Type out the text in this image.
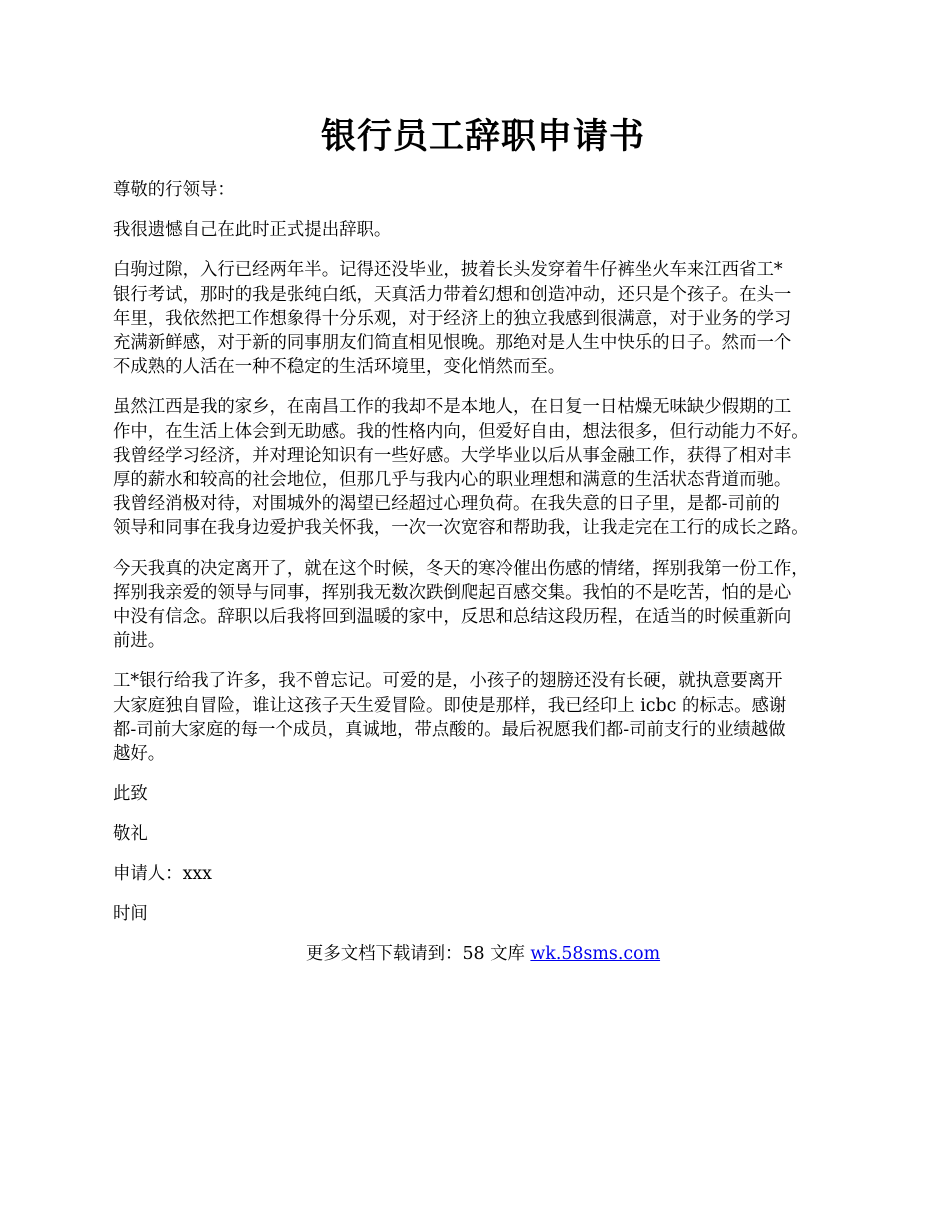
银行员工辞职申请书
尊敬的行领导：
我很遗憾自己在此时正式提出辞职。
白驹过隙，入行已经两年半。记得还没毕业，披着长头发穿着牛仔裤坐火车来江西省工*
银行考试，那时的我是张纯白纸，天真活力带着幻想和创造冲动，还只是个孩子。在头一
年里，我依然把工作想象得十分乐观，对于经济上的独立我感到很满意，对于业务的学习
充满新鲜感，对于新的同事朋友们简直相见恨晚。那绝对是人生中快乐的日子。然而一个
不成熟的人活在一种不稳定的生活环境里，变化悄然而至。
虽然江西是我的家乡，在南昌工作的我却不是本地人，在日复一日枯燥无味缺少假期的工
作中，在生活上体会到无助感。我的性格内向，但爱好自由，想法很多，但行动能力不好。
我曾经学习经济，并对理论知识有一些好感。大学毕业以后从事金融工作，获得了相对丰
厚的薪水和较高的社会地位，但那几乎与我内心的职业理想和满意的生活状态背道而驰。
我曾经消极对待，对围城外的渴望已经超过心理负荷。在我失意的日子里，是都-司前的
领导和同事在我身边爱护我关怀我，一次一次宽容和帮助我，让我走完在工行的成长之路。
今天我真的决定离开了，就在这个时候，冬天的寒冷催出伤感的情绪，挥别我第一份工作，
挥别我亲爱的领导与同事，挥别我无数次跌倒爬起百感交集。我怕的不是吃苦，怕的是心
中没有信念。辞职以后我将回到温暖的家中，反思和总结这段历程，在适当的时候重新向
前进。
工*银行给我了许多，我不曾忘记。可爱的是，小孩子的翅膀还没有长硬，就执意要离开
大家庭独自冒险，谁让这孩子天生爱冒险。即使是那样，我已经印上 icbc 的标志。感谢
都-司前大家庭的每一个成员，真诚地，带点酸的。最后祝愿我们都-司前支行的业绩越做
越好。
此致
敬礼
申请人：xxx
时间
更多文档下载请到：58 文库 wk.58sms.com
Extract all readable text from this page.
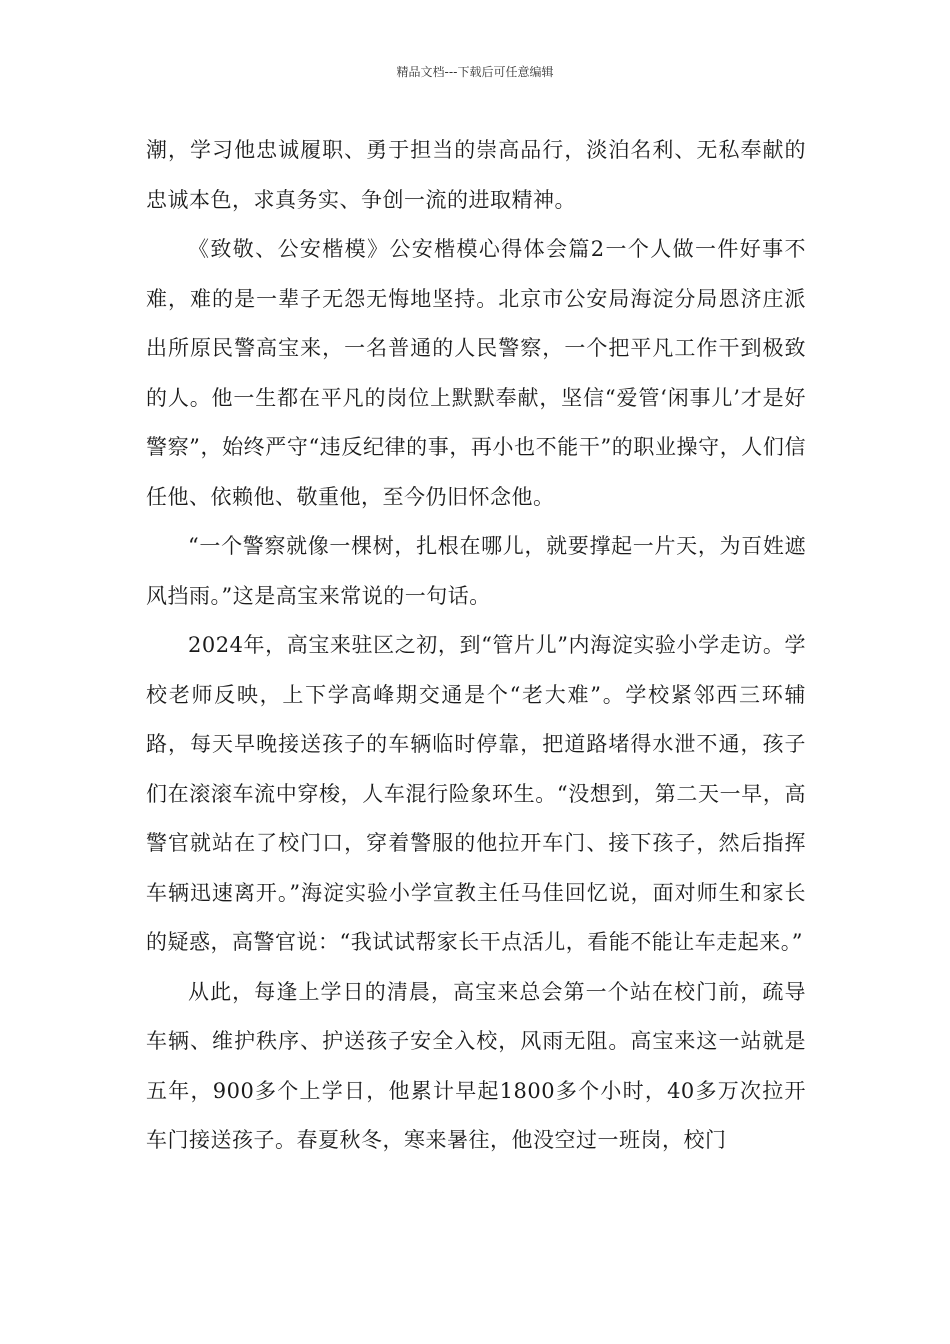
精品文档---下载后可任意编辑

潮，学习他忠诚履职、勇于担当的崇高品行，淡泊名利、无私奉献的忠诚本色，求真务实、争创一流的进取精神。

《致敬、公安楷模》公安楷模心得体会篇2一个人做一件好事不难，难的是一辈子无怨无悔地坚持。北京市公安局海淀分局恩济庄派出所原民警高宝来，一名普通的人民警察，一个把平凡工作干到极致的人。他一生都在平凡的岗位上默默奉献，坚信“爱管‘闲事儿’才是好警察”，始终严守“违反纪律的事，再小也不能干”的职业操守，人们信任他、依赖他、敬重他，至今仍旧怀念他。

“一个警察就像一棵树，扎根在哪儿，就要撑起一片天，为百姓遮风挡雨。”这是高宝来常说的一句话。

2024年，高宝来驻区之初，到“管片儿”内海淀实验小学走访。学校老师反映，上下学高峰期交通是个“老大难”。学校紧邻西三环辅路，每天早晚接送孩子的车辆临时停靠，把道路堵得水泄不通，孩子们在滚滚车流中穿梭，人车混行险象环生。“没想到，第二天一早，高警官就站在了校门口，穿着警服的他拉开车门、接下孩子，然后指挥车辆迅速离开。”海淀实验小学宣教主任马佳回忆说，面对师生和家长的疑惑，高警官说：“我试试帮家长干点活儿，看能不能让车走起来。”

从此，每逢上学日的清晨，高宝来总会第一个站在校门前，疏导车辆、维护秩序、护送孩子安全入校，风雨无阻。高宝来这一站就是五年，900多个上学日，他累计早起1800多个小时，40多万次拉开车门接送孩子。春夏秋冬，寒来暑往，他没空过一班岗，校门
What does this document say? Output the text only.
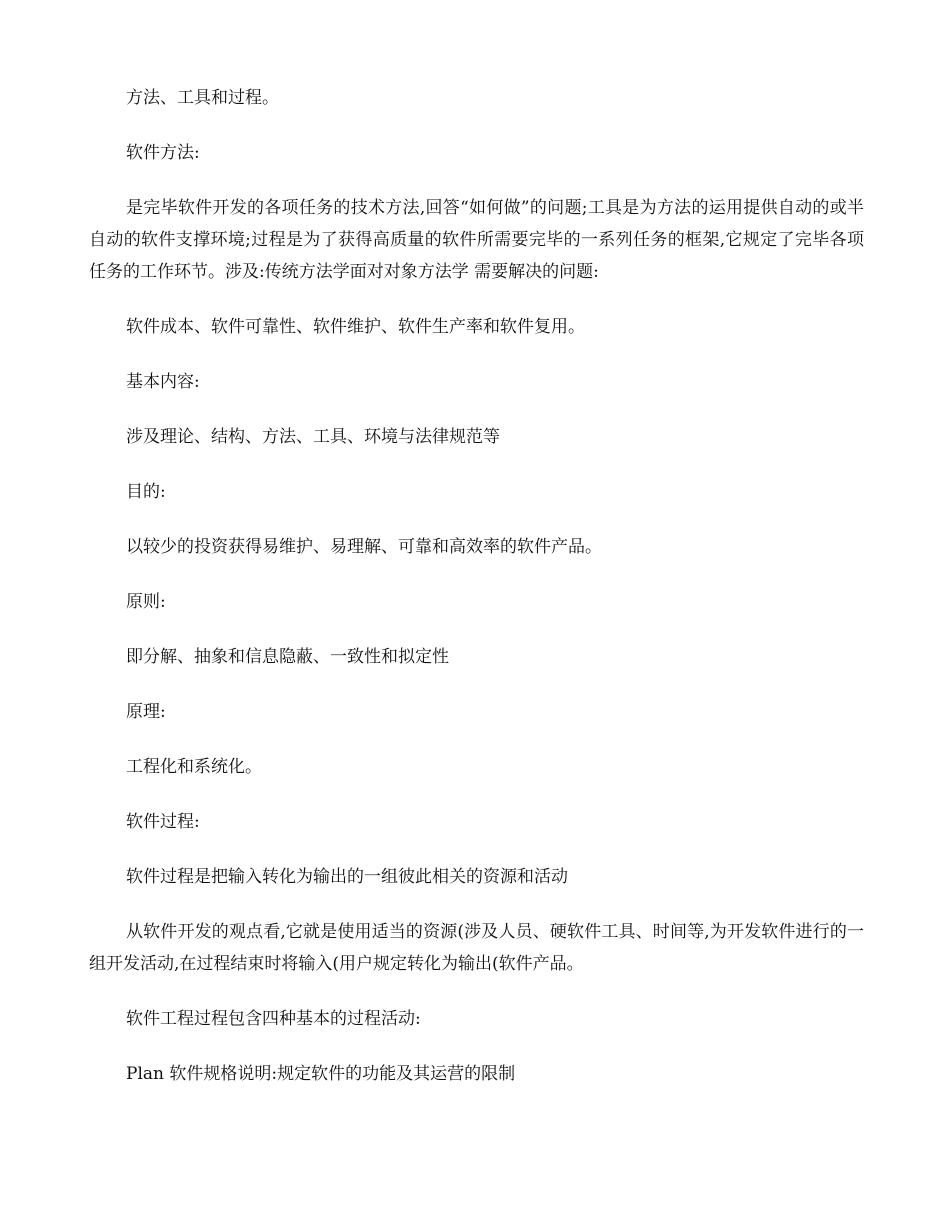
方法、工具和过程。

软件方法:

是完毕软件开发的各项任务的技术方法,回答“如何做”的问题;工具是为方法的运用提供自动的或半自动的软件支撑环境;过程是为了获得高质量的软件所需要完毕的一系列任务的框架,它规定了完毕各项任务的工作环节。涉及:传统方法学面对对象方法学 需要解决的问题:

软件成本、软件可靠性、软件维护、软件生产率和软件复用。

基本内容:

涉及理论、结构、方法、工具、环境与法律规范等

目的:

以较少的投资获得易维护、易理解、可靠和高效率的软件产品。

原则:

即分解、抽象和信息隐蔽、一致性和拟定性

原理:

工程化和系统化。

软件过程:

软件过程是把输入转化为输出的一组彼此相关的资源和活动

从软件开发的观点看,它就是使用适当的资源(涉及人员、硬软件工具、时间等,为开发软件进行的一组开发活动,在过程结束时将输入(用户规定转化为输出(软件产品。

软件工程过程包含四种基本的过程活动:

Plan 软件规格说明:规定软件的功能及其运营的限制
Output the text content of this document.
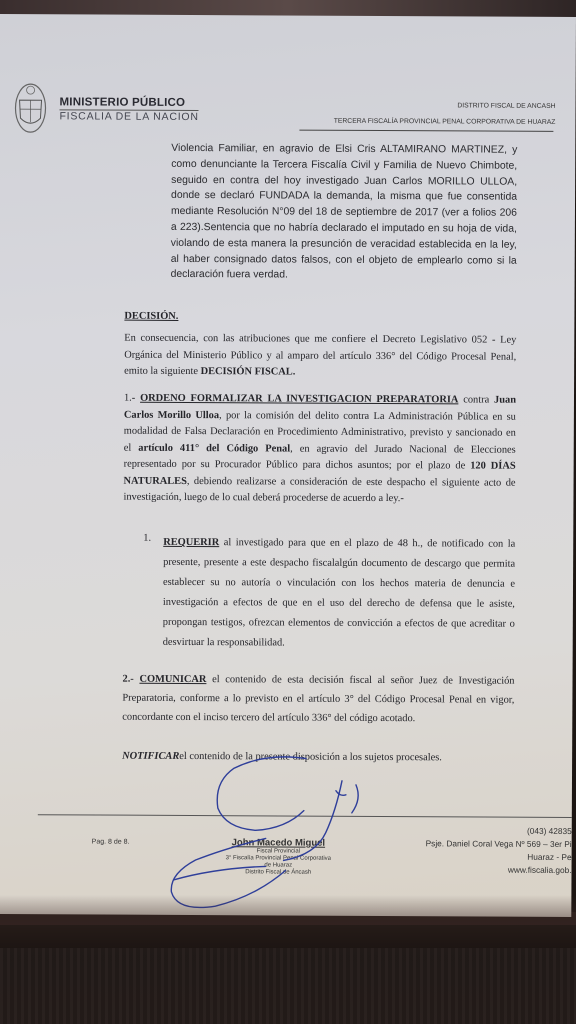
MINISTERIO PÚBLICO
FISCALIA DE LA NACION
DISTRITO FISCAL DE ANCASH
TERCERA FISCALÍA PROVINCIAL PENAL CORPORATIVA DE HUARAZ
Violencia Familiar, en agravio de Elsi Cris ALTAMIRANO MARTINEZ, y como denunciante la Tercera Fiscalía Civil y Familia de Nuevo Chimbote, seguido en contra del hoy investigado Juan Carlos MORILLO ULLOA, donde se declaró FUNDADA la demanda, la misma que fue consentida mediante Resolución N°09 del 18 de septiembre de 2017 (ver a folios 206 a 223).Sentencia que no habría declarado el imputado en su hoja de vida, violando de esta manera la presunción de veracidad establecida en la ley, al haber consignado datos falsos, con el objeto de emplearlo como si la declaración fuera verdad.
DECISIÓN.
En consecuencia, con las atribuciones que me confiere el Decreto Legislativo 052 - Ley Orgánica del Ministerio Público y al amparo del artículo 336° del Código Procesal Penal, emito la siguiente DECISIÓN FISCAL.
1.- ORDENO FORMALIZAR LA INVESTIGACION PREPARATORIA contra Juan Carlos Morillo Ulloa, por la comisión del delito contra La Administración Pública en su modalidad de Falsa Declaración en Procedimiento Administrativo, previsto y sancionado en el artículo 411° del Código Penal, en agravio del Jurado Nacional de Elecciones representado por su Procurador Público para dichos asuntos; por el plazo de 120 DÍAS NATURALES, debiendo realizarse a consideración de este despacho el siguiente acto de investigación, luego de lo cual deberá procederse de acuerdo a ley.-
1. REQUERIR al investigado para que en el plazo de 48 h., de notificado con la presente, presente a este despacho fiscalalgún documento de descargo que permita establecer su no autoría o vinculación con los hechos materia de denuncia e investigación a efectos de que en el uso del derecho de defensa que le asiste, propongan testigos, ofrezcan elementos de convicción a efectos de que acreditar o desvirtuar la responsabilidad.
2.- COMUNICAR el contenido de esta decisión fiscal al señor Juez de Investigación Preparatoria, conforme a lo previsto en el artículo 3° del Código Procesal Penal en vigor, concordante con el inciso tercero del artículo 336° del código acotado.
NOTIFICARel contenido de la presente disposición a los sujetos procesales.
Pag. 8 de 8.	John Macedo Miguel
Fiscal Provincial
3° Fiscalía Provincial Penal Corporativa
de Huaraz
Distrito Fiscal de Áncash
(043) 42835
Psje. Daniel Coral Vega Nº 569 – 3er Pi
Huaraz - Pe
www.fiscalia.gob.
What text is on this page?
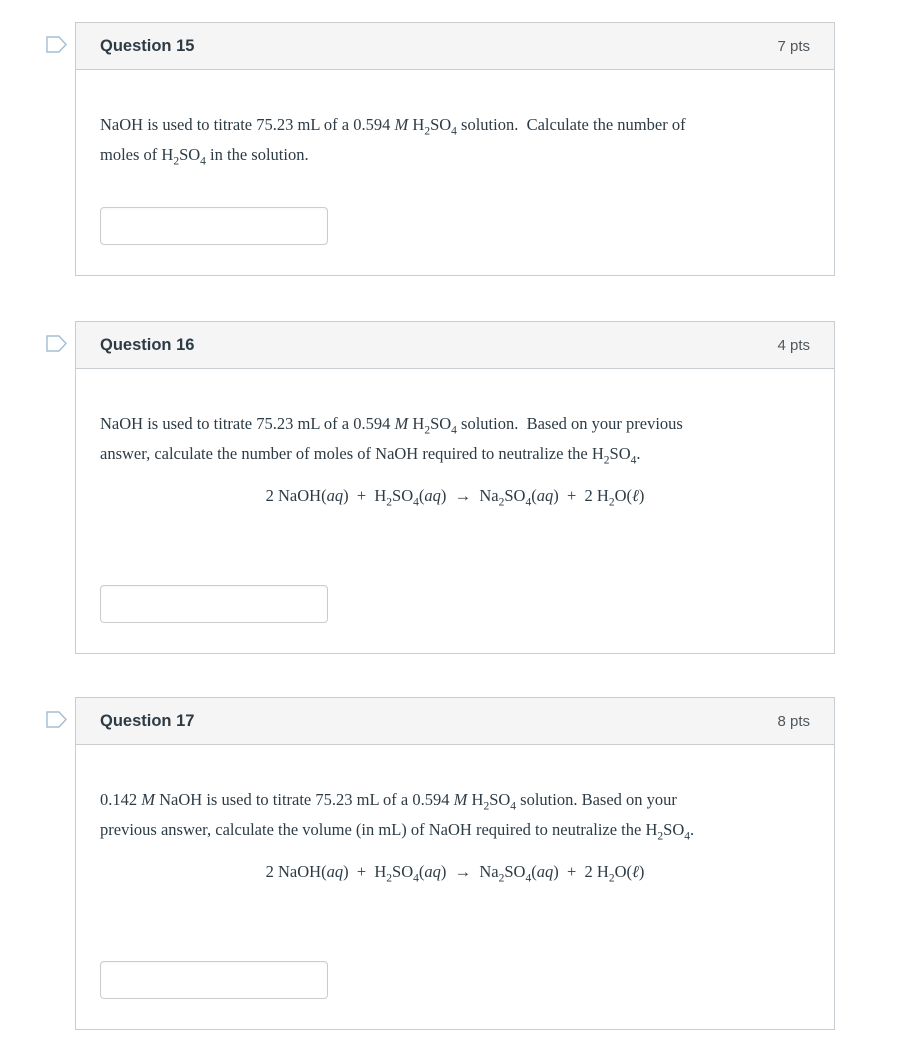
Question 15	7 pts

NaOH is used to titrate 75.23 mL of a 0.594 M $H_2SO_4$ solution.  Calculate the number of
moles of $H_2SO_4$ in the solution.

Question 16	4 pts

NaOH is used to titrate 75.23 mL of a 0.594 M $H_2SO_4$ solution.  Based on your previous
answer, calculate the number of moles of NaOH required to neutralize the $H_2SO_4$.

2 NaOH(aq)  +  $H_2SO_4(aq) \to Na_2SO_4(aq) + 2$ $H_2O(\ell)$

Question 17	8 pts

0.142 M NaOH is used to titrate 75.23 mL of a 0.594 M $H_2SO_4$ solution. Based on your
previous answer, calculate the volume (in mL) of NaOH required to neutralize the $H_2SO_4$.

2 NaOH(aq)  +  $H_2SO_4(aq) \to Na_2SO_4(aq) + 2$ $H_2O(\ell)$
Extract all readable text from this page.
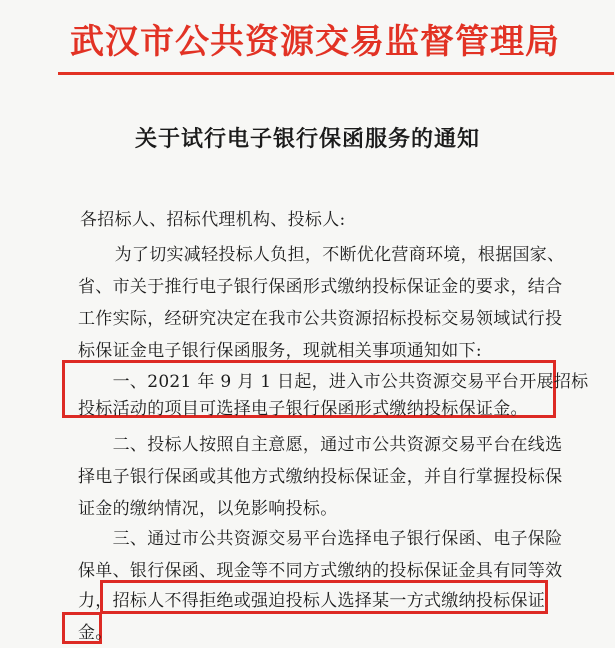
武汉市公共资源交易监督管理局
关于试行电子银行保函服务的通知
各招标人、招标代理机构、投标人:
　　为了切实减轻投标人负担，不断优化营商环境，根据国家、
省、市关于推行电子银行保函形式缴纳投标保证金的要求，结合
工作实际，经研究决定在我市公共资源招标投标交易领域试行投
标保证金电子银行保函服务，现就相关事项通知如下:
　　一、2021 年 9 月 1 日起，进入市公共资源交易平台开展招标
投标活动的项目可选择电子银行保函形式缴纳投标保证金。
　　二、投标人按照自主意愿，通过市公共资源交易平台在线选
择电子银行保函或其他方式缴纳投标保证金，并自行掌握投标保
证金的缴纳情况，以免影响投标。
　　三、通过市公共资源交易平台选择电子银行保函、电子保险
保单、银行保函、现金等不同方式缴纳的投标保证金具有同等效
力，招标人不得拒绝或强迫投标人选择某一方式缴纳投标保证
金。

☆ ☆ ☆ ☆

(TASK BRIEF)
Look through the entries and work out how many lines have the word "moles" in them; reply with that number only.

(SOLUTION FOR THIS PROBLEM)
2